**DATASET:**
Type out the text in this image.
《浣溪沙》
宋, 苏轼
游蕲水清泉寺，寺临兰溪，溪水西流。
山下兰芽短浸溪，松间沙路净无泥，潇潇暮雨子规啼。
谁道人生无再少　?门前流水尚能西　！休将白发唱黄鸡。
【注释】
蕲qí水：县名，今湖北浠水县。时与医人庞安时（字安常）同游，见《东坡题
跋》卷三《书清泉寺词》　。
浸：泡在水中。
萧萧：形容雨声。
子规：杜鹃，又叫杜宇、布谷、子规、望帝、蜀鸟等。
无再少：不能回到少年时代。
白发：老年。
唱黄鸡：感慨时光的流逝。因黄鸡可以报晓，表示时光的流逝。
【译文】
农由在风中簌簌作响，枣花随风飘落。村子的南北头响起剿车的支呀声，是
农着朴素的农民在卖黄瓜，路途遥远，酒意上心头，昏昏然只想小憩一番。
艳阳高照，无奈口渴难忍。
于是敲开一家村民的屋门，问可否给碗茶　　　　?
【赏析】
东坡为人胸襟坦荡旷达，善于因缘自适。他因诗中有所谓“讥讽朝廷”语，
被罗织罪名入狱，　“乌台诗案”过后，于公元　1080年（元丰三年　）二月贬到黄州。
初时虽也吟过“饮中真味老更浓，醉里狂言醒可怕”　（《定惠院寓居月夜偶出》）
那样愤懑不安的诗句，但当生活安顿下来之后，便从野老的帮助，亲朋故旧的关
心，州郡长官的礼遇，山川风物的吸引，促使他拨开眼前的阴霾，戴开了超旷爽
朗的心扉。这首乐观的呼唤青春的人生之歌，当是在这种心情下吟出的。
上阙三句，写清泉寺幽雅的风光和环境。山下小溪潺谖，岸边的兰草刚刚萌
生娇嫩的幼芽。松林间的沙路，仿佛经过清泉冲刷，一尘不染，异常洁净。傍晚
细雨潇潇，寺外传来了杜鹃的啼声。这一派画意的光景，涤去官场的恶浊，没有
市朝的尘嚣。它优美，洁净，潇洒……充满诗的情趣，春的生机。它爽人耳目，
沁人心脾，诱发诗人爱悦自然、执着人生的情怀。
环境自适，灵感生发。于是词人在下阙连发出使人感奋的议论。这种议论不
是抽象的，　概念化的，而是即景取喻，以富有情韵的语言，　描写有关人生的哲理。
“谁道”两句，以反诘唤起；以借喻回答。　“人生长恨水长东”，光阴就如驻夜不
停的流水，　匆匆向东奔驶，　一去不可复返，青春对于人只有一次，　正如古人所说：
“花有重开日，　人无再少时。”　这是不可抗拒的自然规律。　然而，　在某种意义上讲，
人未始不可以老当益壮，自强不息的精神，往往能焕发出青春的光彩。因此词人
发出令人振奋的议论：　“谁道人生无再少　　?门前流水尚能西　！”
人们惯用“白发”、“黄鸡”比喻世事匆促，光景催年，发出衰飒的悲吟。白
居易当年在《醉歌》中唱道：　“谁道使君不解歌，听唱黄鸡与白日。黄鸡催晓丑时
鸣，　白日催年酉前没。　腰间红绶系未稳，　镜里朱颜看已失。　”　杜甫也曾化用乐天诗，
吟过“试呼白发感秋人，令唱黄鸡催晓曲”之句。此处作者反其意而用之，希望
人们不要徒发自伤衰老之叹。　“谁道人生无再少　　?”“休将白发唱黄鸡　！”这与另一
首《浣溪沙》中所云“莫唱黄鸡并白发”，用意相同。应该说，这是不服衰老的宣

**GIVEN INSTRUCTION:** Please reproduce all of the entries exactly as they stand.

**EXERCISE ANSWER:**
Type out the text in this image.
《浣溪沙》
宋, 苏轼
游蕲水清泉寺，寺临兰溪，溪水西流。
山下兰芽短浸溪，松间沙路净无泥，潇潇暮雨子规啼。
谁道人生无再少　?门前流水尚能西　！休将白发唱黄鸡。
【注释】
蕲qí水：县名，今湖北浠水县。时与医人庞安时（字安常）同游，见《东坡题
跋》卷三《书清泉寺词》　。
浸：泡在水中。
萧萧：形容雨声。
子规：杜鹃，又叫杜宇、布谷、子规、望帝、蜀鸟等。
无再少：不能回到少年时代。
白发：老年。
唱黄鸡：感慨时光的流逝。因黄鸡可以报晓，表示时光的流逝。
【译文】
农由在风中簌簌作响，枣花随风飘落。村子的南北头响起剿车的支呀声，是
农着朴素的农民在卖黄瓜，路途遥远，酒意上心头，昏昏然只想小憩一番。
艳阳高照，无奈口渴难忍。
于是敲开一家村民的屋门，问可否给碗茶　　　　?
【赏析】
东坡为人胸襟坦荡旷达，善于因缘自适。他因诗中有所谓“讥讽朝廷”语，
被罗织罪名入狱，　“乌台诗案”过后，于公元　1080年（元丰三年　）二月贬到黄州。
初时虽也吟过“饮中真味老更浓，醉里狂言醒可怕”　（《定惠院寓居月夜偶出》）
那样愤懑不安的诗句，但当生活安顿下来之后，便从野老的帮助，亲朋故旧的关
心，州郡长官的礼遇，山川风物的吸引，促使他拨开眼前的阴霾，戴开了超旷爽
朗的心扉。这首乐观的呼唤青春的人生之歌，当是在这种心情下吟出的。
上阙三句，写清泉寺幽雅的风光和环境。山下小溪潺谖，岸边的兰草刚刚萌
生娇嫩的幼芽。松林间的沙路，仿佛经过清泉冲刷，一尘不染，异常洁净。傍晚
细雨潇潇，寺外传来了杜鹃的啼声。这一派画意的光景，涤去官场的恶浊，没有
市朝的尘嚣。它优美，洁净，潇洒……充满诗的情趣，春的生机。它爽人耳目，
沁人心脾，诱发诗人爱悦自然、执着人生的情怀。
环境自适，灵感生发。于是词人在下阙连发出使人感奋的议论。这种议论不
是抽象的，　概念化的，而是即景取喻，以富有情韵的语言，　描写有关人生的哲理。
“谁道”两句，以反诘唤起；以借喻回答。　“人生长恨水长东”，光阴就如驻夜不
停的流水，　匆匆向东奔驶，　一去不可复返，青春对于人只有一次，　正如古人所说：
“花有重开日，　人无再少时。”　这是不可抗拒的自然规律。　然而，　在某种意义上讲，
人未始不可以老当益壮，自强不息的精神，往往能焕发出青春的光彩。因此词人
发出令人振奋的议论：　“谁道人生无再少　　?门前流水尚能西　！”
人们惯用“白发”、“黄鸡”比喻世事匆促，光景催年，发出衰飒的悲吟。白
居易当年在《醉歌》中唱道：　“谁道使君不解歌，听唱黄鸡与白日。黄鸡催晓丑时
鸣，　白日催年酉前没。　腰间红绶系未稳，　镜里朱颜看已失。　”　杜甫也曾化用乐天诗，
吟过“试呼白发感秋人，令唱黄鸡催晓曲”之句。此处作者反其意而用之，希望
人们不要徒发自伤衰老之叹。　“谁道人生无再少　　?”“休将白发唱黄鸡　！”这与另一
首《浣溪沙》中所云“莫唱黄鸡并白发”，用意相同。应该说，这是不服衰老的宣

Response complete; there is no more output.